● **MATERIAL**
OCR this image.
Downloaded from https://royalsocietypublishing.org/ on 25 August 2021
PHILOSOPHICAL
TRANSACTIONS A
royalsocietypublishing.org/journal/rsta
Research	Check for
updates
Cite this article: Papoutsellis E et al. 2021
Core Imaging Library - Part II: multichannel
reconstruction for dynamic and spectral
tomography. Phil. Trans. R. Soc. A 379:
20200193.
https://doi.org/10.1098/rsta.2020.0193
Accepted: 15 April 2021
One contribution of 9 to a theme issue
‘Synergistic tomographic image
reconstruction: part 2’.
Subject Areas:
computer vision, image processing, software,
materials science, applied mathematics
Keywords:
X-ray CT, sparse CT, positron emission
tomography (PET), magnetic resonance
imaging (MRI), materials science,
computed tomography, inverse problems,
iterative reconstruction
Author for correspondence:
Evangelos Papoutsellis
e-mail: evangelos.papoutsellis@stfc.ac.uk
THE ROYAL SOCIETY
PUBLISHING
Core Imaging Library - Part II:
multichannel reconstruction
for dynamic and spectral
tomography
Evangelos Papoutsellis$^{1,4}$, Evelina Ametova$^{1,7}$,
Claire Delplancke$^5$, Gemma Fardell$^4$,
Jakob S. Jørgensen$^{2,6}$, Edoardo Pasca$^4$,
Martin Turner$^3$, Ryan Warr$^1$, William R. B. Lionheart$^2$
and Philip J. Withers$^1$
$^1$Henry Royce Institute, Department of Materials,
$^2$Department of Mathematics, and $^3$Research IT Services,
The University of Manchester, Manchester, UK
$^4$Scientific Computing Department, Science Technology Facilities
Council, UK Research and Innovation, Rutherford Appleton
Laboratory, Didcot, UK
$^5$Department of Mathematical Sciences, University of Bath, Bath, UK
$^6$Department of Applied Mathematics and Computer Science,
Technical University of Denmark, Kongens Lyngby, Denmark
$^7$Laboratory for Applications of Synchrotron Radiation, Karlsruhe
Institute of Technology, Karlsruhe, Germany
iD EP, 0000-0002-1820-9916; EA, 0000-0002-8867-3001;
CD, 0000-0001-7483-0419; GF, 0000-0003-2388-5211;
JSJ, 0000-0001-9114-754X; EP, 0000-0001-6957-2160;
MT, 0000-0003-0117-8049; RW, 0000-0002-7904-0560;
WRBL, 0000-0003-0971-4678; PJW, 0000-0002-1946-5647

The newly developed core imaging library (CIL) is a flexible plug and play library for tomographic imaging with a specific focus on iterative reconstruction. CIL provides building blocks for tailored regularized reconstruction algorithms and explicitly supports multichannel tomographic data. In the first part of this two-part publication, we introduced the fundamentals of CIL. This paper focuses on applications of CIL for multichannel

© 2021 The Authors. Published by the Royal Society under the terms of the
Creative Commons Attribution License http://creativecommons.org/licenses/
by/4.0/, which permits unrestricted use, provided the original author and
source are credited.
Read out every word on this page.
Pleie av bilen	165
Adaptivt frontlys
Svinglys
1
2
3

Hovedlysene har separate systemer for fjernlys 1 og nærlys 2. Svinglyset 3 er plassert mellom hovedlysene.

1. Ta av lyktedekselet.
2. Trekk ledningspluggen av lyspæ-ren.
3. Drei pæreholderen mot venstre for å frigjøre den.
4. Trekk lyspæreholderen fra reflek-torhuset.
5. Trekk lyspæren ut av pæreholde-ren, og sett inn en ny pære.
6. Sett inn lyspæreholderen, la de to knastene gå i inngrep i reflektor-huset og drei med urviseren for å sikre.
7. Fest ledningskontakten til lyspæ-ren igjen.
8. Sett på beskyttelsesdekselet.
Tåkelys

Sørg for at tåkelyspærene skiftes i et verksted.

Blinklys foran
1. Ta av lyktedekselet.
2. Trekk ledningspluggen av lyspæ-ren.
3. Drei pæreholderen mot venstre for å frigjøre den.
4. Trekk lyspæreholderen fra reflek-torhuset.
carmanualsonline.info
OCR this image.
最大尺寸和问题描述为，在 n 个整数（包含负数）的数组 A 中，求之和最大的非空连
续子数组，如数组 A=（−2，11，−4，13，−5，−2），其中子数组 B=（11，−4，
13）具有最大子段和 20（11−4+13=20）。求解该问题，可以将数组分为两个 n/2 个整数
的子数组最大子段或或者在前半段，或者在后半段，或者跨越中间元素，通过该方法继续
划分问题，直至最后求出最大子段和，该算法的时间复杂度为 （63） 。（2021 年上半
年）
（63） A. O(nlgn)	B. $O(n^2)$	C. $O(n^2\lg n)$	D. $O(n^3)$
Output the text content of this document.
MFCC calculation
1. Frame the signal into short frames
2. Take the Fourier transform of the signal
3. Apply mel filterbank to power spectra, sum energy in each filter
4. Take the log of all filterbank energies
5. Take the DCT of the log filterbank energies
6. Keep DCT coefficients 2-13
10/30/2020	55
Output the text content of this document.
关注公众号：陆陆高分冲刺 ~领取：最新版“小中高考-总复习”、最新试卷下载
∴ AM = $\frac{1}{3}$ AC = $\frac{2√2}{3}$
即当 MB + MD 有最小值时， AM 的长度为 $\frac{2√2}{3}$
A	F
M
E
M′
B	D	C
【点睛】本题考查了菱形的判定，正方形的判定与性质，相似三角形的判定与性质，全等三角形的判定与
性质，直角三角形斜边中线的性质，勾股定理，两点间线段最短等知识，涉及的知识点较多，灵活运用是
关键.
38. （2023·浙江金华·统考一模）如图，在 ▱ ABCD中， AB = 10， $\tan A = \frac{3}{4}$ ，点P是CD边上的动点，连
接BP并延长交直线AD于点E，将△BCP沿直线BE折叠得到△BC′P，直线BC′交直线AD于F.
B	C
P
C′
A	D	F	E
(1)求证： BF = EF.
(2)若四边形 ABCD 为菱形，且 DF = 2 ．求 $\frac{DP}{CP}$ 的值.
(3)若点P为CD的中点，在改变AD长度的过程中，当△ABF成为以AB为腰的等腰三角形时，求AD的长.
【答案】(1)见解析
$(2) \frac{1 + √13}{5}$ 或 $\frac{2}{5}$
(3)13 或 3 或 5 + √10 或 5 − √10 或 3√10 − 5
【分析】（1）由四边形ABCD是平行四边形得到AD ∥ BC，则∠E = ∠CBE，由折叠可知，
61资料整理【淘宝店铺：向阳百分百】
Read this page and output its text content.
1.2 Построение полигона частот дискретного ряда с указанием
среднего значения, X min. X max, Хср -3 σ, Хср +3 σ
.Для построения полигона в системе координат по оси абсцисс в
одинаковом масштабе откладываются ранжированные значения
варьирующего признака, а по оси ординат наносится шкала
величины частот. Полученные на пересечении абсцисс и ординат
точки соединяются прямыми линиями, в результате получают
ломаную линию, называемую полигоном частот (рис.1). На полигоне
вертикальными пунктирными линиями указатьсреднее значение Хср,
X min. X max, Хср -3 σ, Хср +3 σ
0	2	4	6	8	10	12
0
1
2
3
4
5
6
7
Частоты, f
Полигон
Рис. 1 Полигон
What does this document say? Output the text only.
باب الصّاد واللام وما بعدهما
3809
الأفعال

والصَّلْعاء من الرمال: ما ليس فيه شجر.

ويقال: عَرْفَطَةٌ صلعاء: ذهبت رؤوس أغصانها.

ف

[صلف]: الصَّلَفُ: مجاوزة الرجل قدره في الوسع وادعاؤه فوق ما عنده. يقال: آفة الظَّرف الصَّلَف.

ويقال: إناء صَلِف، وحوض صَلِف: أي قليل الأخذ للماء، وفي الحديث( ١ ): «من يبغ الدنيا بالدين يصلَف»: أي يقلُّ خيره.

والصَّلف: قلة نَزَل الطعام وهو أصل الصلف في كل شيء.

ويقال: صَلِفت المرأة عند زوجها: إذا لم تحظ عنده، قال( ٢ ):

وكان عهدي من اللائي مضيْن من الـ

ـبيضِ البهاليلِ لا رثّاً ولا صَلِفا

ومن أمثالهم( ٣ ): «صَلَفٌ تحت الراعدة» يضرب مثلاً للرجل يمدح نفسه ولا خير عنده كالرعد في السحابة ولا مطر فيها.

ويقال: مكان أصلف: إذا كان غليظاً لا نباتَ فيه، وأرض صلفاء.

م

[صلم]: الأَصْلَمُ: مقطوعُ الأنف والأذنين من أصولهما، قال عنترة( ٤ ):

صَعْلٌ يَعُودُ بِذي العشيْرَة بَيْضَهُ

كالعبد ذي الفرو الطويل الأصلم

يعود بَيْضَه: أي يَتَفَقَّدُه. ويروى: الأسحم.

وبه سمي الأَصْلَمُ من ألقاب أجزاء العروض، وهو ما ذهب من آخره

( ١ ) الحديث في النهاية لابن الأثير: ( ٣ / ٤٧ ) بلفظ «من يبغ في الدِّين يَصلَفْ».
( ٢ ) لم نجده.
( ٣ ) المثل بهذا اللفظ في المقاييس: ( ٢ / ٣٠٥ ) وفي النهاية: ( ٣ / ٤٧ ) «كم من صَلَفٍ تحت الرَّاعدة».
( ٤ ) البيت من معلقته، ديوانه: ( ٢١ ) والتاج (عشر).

● **THE EXERCISE**
Copy out each line of the data containing the string "image".

● **RESULT OF THIS TASK**
OCR this image.
‘Synergistic tomographic image
computer vision, image processing, software,
OCR this image.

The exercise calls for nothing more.